**Problem to solve:** In the speech excerpt below, what activity does the speaker say he used to come to New Hampshire for many years ago?

**Page excerpt:**
════════════════

Louis Wyman, Mayor Jim Maisello, my many, many good friends here in New Hampshire:

I thank you from the bottom of my heart for this wonderful turnout of young and old, the people of this great State of New Hampshire and the city of Keene. It is a great, great experience, and I thank you very, very much.

The truth is that I, over a long period of time, have known many, many people from the State of New Hampshire. I used to come up skiing here a good many years ago. I came here in the summertime, and as a result, I learned thatthe people of New Hampshire are strong and independent people, and I respect both strength and independence.

I also have learned that it is important in our political system if we have a strong two-party system—whether it is in New Hampshire or any one of the other 49 States. Obviously, you do have a strong two-party system in this great State of New Hampshire, and I strongly urge that you maintain that two-party system so that all of you have an opportunity to make a choice.

I also have learned over the years that the people of New Hampshire believe in competition, whether it is in the political arena or whether it is in anything else. You had a little competition last November, and the net result is that you now have an opportunity in a few days to have the same kind of competition.

════════════════

**Dataset extract:**
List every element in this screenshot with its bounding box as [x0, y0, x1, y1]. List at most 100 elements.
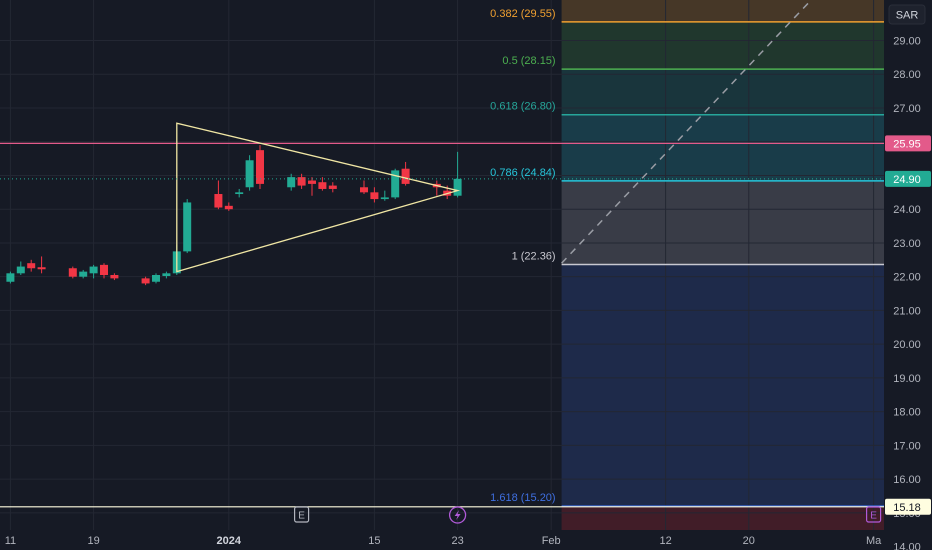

════════════════

**Finished answer:** Skiing.